Data items:
..............................
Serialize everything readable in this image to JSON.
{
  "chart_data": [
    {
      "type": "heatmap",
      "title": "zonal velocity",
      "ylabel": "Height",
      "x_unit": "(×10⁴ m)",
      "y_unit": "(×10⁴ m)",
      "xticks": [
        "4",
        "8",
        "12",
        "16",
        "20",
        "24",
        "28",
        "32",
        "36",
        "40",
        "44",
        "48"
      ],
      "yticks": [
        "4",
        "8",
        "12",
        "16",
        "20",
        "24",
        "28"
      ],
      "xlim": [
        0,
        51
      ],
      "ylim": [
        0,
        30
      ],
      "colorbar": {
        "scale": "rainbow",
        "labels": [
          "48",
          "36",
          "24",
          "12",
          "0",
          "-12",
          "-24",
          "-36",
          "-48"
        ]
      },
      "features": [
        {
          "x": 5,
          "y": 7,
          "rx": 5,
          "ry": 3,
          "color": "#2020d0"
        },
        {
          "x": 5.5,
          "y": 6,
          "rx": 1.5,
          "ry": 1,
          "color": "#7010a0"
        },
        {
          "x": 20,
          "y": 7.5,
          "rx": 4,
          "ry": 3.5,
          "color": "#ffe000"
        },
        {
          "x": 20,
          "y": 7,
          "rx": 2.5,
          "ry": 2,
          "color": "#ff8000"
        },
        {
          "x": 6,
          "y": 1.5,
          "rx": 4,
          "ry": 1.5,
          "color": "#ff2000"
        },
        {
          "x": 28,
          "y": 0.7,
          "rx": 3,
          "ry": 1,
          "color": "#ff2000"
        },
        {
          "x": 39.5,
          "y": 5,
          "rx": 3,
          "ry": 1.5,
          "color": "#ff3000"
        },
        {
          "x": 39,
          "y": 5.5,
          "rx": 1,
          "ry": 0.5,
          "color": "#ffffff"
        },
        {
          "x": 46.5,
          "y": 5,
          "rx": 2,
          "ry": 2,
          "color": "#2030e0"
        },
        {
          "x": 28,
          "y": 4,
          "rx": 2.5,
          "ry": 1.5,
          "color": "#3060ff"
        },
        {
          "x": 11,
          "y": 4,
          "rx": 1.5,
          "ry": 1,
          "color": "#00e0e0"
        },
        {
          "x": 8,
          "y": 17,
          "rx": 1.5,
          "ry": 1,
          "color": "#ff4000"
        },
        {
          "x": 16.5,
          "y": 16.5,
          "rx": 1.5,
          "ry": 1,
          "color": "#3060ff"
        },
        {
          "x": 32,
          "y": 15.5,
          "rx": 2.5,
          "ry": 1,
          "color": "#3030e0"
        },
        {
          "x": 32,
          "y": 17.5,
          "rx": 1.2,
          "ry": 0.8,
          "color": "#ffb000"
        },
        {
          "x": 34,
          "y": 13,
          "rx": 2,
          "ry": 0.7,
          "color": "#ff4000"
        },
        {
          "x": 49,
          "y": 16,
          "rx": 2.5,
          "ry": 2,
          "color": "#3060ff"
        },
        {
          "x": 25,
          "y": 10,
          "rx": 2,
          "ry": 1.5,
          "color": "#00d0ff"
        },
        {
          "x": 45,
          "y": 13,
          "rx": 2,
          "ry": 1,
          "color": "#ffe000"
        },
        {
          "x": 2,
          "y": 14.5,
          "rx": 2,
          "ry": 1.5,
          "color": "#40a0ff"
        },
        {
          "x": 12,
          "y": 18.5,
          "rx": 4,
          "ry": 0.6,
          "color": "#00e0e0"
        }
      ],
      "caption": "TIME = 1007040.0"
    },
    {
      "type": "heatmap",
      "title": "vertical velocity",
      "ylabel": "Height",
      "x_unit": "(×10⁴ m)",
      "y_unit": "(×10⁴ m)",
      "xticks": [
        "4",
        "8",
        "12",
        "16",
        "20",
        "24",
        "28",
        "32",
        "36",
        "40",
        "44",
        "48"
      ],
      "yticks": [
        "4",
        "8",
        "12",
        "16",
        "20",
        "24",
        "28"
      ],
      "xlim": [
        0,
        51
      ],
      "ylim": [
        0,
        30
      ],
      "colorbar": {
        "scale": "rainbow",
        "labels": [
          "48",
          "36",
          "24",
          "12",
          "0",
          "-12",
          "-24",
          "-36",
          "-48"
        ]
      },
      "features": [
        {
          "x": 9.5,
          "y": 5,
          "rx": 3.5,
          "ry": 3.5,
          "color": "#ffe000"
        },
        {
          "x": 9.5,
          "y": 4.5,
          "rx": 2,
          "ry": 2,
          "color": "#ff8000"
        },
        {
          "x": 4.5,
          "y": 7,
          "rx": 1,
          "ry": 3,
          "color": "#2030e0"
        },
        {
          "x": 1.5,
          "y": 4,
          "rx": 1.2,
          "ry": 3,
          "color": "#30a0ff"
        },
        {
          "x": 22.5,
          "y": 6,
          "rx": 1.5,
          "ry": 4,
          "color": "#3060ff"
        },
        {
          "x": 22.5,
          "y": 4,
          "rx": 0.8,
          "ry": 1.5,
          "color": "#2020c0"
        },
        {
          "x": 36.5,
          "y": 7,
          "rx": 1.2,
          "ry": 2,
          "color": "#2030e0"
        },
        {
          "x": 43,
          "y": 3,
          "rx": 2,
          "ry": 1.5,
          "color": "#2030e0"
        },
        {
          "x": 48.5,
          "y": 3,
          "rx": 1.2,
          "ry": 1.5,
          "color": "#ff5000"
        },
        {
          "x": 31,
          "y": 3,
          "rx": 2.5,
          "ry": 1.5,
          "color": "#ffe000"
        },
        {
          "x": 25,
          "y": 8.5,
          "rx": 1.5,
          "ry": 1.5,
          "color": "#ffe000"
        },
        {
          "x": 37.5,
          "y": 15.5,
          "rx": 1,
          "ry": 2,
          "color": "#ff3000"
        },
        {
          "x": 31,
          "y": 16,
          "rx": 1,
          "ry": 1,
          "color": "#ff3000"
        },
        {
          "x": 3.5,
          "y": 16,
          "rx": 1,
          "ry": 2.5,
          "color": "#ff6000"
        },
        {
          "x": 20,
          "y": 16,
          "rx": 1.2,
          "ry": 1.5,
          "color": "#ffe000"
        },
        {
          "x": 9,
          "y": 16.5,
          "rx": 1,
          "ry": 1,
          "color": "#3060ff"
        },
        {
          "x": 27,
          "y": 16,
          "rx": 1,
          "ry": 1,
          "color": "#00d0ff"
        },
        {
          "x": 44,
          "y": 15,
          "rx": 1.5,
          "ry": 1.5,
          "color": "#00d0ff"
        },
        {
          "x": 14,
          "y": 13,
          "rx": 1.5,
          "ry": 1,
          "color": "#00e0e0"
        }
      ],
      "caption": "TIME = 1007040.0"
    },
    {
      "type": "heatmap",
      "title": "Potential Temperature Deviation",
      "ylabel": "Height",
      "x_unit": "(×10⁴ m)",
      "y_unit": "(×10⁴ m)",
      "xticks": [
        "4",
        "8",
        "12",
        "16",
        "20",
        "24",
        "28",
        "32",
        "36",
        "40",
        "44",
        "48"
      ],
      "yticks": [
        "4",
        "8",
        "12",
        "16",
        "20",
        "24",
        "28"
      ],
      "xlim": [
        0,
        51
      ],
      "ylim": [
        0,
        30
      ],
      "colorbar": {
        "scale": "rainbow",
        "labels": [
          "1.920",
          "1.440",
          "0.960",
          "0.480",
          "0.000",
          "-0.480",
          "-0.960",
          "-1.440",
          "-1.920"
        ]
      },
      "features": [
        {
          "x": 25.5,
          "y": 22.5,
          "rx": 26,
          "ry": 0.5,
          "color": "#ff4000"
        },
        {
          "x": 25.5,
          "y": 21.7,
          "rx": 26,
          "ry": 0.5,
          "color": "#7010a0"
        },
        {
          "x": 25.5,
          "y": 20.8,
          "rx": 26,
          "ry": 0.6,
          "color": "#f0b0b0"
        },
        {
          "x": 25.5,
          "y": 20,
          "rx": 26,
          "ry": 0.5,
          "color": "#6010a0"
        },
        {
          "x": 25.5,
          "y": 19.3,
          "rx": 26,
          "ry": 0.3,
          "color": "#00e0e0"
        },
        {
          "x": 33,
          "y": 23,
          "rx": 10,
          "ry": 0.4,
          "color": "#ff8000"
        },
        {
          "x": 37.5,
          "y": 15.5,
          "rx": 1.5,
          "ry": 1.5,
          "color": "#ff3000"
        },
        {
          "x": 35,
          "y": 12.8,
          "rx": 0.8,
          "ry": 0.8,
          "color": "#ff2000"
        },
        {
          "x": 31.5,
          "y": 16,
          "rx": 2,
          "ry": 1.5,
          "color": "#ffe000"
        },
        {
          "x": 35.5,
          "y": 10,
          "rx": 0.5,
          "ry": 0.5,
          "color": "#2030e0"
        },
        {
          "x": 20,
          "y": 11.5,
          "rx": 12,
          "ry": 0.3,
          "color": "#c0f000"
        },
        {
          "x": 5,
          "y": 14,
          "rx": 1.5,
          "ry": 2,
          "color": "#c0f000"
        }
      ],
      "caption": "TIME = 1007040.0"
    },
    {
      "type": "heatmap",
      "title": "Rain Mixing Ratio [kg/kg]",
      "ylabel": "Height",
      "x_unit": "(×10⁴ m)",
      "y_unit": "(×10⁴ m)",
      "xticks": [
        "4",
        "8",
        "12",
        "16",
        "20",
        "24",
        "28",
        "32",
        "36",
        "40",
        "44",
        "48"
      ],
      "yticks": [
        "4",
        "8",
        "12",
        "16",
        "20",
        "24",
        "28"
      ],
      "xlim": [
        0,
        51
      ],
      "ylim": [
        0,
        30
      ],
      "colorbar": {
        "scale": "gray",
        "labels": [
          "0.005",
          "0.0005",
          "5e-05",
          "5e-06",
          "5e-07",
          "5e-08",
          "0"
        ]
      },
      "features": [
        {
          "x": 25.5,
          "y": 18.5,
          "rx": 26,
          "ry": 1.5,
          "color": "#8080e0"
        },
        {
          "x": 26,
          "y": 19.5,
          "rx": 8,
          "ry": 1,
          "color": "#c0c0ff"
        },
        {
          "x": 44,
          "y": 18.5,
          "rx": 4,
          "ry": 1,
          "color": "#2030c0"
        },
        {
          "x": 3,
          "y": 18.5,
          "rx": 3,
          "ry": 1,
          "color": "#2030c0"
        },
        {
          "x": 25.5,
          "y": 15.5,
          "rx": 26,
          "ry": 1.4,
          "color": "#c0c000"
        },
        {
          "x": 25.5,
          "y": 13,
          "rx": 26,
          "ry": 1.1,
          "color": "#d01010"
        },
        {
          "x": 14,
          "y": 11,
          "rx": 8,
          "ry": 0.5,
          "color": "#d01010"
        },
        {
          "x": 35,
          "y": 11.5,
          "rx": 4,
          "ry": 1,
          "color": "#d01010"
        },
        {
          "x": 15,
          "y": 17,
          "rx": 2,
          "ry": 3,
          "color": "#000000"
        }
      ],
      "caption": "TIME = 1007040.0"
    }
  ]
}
..............................
◆ **Description of the task**:
Take each line of the material that contains the word "velocity" and list it.

◆ **Result for this exercise**:
      "title": "zonal velocity",
      "title": "vertical velocity",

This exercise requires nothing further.